* [Provided records]:
____________

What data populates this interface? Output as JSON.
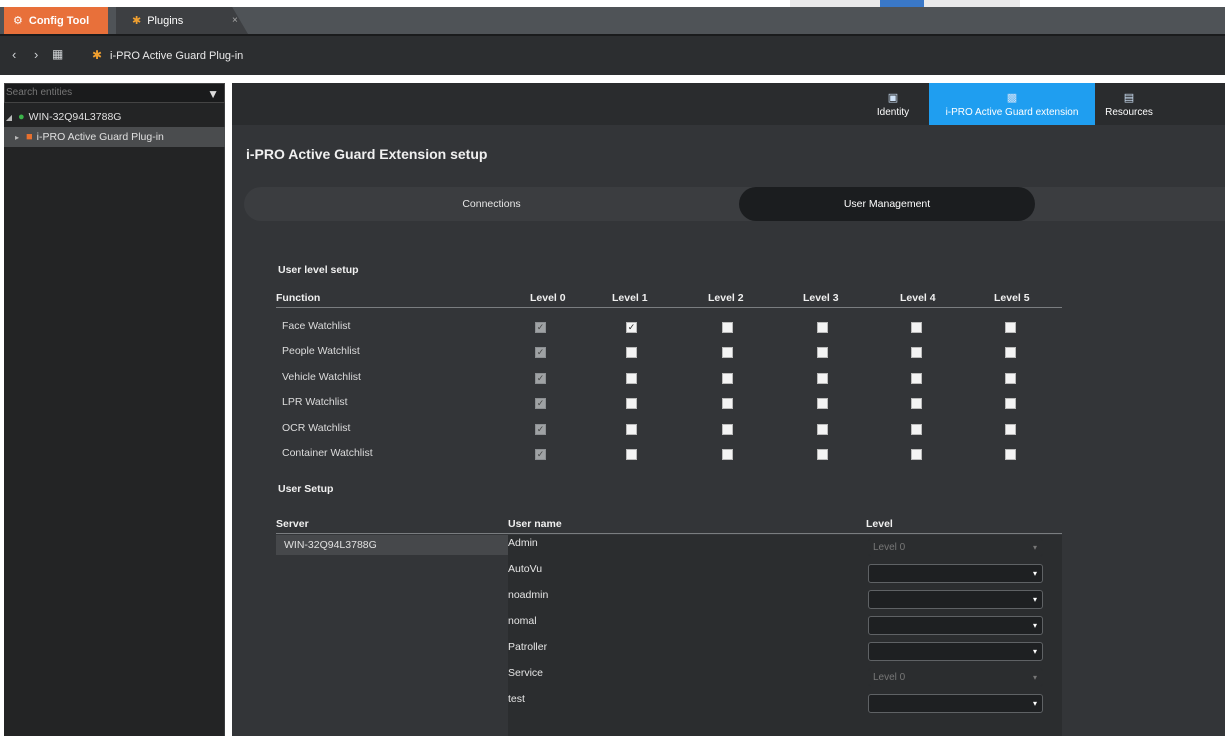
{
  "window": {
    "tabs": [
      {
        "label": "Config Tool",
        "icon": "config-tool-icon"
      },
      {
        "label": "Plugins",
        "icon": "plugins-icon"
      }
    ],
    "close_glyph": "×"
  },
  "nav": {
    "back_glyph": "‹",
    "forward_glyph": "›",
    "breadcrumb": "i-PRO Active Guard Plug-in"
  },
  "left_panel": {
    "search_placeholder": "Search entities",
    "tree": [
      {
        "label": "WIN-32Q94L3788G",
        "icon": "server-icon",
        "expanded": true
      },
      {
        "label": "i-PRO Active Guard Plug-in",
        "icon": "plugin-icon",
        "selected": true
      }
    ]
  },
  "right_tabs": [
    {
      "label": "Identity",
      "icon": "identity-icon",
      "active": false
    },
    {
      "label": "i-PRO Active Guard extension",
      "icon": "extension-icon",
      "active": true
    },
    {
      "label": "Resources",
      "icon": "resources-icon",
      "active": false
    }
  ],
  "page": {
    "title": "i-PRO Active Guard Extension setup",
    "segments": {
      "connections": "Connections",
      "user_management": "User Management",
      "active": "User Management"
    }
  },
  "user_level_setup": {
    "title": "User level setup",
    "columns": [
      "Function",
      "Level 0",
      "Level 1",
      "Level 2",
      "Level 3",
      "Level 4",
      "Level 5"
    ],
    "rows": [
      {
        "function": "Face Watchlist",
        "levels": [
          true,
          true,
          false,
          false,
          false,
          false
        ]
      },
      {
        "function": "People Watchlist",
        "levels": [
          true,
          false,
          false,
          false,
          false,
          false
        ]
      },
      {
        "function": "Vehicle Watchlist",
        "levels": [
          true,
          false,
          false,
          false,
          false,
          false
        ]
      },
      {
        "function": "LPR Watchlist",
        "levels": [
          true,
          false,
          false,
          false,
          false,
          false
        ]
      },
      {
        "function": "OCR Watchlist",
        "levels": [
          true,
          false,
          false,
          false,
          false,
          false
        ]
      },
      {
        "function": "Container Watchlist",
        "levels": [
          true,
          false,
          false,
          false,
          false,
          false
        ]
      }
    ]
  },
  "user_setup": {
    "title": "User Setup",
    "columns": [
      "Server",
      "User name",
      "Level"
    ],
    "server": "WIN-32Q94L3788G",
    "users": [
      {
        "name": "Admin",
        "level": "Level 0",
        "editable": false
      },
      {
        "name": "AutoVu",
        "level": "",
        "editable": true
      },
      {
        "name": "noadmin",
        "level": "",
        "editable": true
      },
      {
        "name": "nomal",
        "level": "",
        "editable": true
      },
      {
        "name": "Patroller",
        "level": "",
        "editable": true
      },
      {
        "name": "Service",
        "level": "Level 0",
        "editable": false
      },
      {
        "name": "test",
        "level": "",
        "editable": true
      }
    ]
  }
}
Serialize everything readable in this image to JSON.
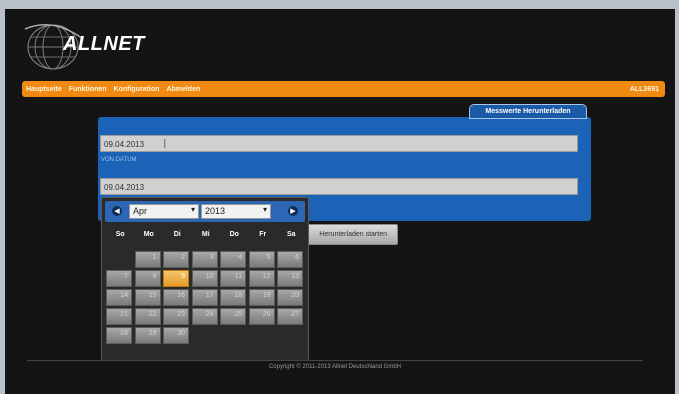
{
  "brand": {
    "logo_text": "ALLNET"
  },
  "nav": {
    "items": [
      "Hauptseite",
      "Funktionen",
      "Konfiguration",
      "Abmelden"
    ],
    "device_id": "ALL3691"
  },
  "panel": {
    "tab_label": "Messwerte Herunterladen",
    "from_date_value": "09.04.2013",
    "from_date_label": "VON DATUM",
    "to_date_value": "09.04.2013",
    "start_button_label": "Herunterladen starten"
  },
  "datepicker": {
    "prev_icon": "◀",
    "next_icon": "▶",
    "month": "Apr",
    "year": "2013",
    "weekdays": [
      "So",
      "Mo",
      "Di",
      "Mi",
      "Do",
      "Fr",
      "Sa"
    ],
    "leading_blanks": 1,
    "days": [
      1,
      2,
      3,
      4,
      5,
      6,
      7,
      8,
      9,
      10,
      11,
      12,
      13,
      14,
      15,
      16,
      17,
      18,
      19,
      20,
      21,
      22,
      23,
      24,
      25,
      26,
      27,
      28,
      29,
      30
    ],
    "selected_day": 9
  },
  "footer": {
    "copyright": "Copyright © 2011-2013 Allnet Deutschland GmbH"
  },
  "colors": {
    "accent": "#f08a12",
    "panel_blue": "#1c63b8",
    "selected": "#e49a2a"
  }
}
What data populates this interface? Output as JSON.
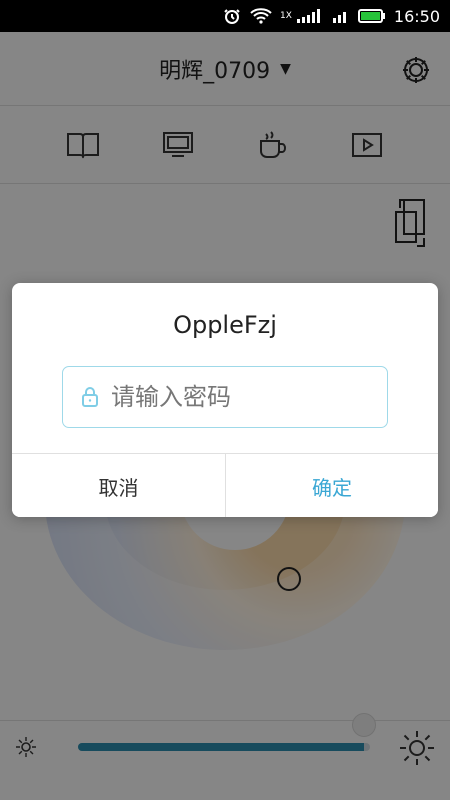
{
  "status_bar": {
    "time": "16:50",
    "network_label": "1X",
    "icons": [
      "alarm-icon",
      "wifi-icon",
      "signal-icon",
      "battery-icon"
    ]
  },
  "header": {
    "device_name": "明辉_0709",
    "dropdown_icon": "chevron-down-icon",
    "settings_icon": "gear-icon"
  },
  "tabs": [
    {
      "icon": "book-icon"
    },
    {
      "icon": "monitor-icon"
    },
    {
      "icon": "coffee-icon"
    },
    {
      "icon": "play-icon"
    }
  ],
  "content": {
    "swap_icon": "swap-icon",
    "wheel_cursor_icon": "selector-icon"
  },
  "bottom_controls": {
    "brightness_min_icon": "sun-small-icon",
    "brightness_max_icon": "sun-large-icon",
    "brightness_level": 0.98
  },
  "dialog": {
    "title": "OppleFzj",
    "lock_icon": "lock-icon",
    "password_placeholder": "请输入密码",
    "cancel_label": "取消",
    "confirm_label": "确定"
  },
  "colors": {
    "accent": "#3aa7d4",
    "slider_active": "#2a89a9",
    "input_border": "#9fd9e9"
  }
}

____________

* [Aim]: Without including any pictures, reproduce the listing exactly.

* [Answer for this exercise]:
What data populates this interface? Output as JSON.
{
  "window": {
    "tabs": [
      {
        "label": "Config Tool",
        "icon": "config-tool-icon"
      },
      {
        "label": "Plugins",
        "icon": "plugins-icon"
      }
    ],
    "close_glyph": "×"
  },
  "nav": {
    "back_glyph": "‹",
    "forward_glyph": "›",
    "breadcrumb": "i-PRO Active Guard Plug-in"
  },
  "left_panel": {
    "search_placeholder": "Search entities",
    "tree": [
      {
        "label": "WIN-32Q94L3788G",
        "icon": "server-icon",
        "expanded": true
      },
      {
        "label": "i-PRO Active Guard Plug-in",
        "icon": "plugin-icon",
        "selected": true
      }
    ]
  },
  "right_tabs": [
    {
      "label": "Identity",
      "icon": "identity-icon",
      "active": false
    },
    {
      "label": "i-PRO Active Guard extension",
      "icon": "extension-icon",
      "active": true
    },
    {
      "label": "Resources",
      "icon": "resources-icon",
      "active": false
    }
  ],
  "page": {
    "title": "i-PRO Active Guard Extension setup",
    "segments": {
      "connections": "Connections",
      "user_management": "User Management",
      "active": "User Management"
    }
  },
  "user_level_setup": {
    "title": "User level setup",
    "columns": [
      "Function",
      "Level 0",
      "Level 1",
      "Level 2",
      "Level 3",
      "Level 4",
      "Level 5"
    ],
    "rows": [
      {
        "function": "Face Watchlist",
        "levels": [
          true,
          true,
          false,
          false,
          false,
          false
        ]
      },
      {
        "function": "People Watchlist",
        "levels": [
          true,
          false,
          false,
          false,
          false,
          false
        ]
      },
      {
        "function": "Vehicle Watchlist",
        "levels": [
          true,
          false,
          false,
          false,
          false,
          false
        ]
      },
      {
        "function": "LPR Watchlist",
        "levels": [
          true,
          false,
          false,
          false,
          false,
          false
        ]
      },
      {
        "function": "OCR Watchlist",
        "levels": [
          true,
          false,
          false,
          false,
          false,
          false
        ]
      },
      {
        "function": "Container Watchlist",
        "levels": [
          true,
          false,
          false,
          false,
          false,
          false
        ]
      }
    ]
  },
  "user_setup": {
    "title": "User Setup",
    "columns": [
      "Server",
      "User name",
      "Level"
    ],
    "server": "WIN-32Q94L3788G",
    "users": [
      {
        "name": "Admin",
        "level": "Level 0",
        "editable": false
      },
      {
        "name": "AutoVu",
        "level": "",
        "editable": true
      },
      {
        "name": "noadmin",
        "level": "",
        "editable": true
      },
      {
        "name": "nomal",
        "level": "",
        "editable": true
      },
      {
        "name": "Patroller",
        "level": "",
        "editable": true
      },
      {
        "name": "Service",
        "level": "Level 0",
        "editable": false
      },
      {
        "name": "test",
        "level": "",
        "editable": true
      }
    ]
  }
}
Serialize everything readable in this image to JSON.
{
  "brand": {
    "logo_text": "ALLNET"
  },
  "nav": {
    "items": [
      "Hauptseite",
      "Funktionen",
      "Konfiguration",
      "Abmelden"
    ],
    "device_id": "ALL3691"
  },
  "panel": {
    "tab_label": "Messwerte Herunterladen",
    "from_date_value": "09.04.2013",
    "from_date_label": "VON DATUM",
    "to_date_value": "09.04.2013",
    "start_button_label": "Herunterladen starten"
  },
  "datepicker": {
    "prev_icon": "◀",
    "next_icon": "▶",
    "month": "Apr",
    "year": "2013",
    "weekdays": [
      "So",
      "Mo",
      "Di",
      "Mi",
      "Do",
      "Fr",
      "Sa"
    ],
    "leading_blanks": 1,
    "days": [
      1,
      2,
      3,
      4,
      5,
      6,
      7,
      8,
      9,
      10,
      11,
      12,
      13,
      14,
      15,
      16,
      17,
      18,
      19,
      20,
      21,
      22,
      23,
      24,
      25,
      26,
      27,
      28,
      29,
      30
    ],
    "selected_day": 9
  },
  "footer": {
    "copyright": "Copyright © 2011-2013 Allnet Deutschland GmbH"
  },
  "colors": {
    "accent": "#f08a12",
    "panel_blue": "#1c63b8",
    "selected": "#e49a2a"
  }
}
What data populates this interface? Output as JSON.
{
  "status_bar": {
    "time": "16:50",
    "network_label": "1X",
    "icons": [
      "alarm-icon",
      "wifi-icon",
      "signal-icon",
      "battery-icon"
    ]
  },
  "header": {
    "device_name": "明辉_0709",
    "dropdown_icon": "chevron-down-icon",
    "settings_icon": "gear-icon"
  },
  "tabs": [
    {
      "icon": "book-icon"
    },
    {
      "icon": "monitor-icon"
    },
    {
      "icon": "coffee-icon"
    },
    {
      "icon": "play-icon"
    }
  ],
  "content": {
    "swap_icon": "swap-icon",
    "wheel_cursor_icon": "selector-icon"
  },
  "bottom_controls": {
    "brightness_min_icon": "sun-small-icon",
    "brightness_max_icon": "sun-large-icon",
    "brightness_level": 0.98
  },
  "dialog": {
    "title": "OppleFzj",
    "lock_icon": "lock-icon",
    "password_placeholder": "请输入密码",
    "cancel_label": "取消",
    "confirm_label": "确定"
  },
  "colors": {
    "accent": "#3aa7d4",
    "slider_active": "#2a89a9",
    "input_border": "#9fd9e9"
  }
}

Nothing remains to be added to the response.